• What is asked:
Return all lines that include the string "einer".

Dataset items:
..............................

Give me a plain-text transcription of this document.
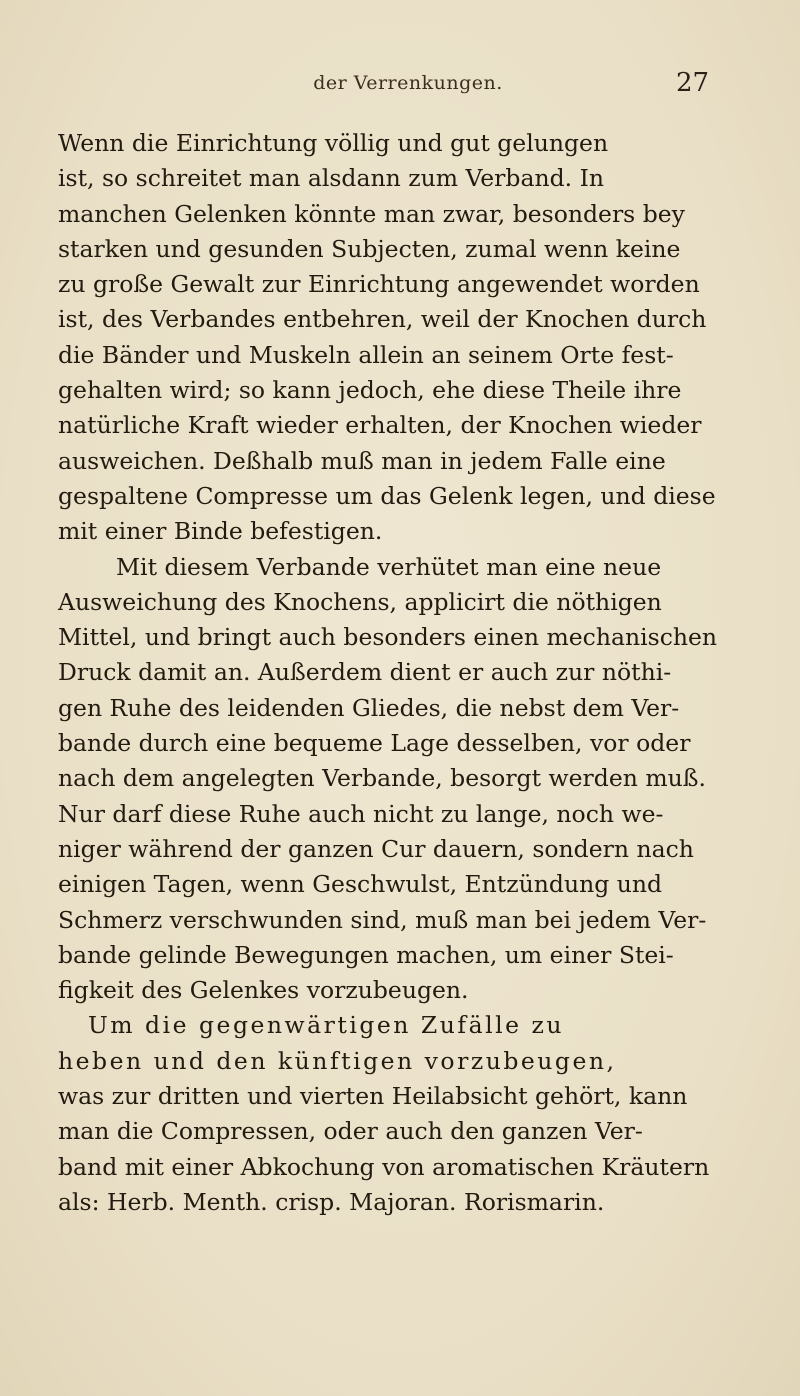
der Verrenkungen.	27
Wenn die Einrichtung völlig und gut gelungen
ist, so schreitet man alsdann zum Verband. In
manchen Gelenken könnte man zwar, besonders bey
starken und gesunden Subjecten, zumal wenn keine
zu große Gewalt zur Einrichtung angewendet worden
ist, des Verbandes entbehren, weil der Knochen durch
die Bänder und Muskeln allein an seinem Orte fest-
gehalten wird; so kann jedoch, ehe diese Theile ihre
natürliche Kraft wieder erhalten, der Knochen wieder
ausweichen. Deßhalb muß man in jedem Falle eine
gespaltene Compresse um das Gelenk legen, und diese
mit einer Binde befestigen.
Mit diesem Verbande verhütet man eine neue
Ausweichung des Knochens, applicirt die nöthigen
Mittel, und bringt auch besonders einen mechanischen
Druck damit an. Außerdem dient er auch zur nöthi-
gen Ruhe des leidenden Gliedes, die nebst dem Ver-
bande durch eine bequeme Lage desselben, vor oder
nach dem angelegten Verbande, besorgt werden muß.
Nur darf diese Ruhe auch nicht zu lange, noch we-
niger während der ganzen Cur dauern, sondern nach
einigen Tagen, wenn Geschwulst, Entzündung und
Schmerz verschwunden sind, muß man bei jedem Ver-
bande gelinde Bewegungen machen, um einer Stei-
figkeit des Gelenkes vorzubeugen.
Um die gegenwärtigen Zufälle zu
heben und den künftigen vorzubeugen,
was zur dritten und vierten Heilabsicht gehört, kann
man die Compressen, oder auch den ganzen Ver-
band mit einer Abkochung von aromatischen Kräutern
als: Herb. Menth. crisp. Majoran. Rorismarin.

..............................

• Written reply:
mit einer Binde befestigen.
bande gelinde Bewegungen machen, um einer Stei-
band mit einer Abkochung von aromatischen Kräutern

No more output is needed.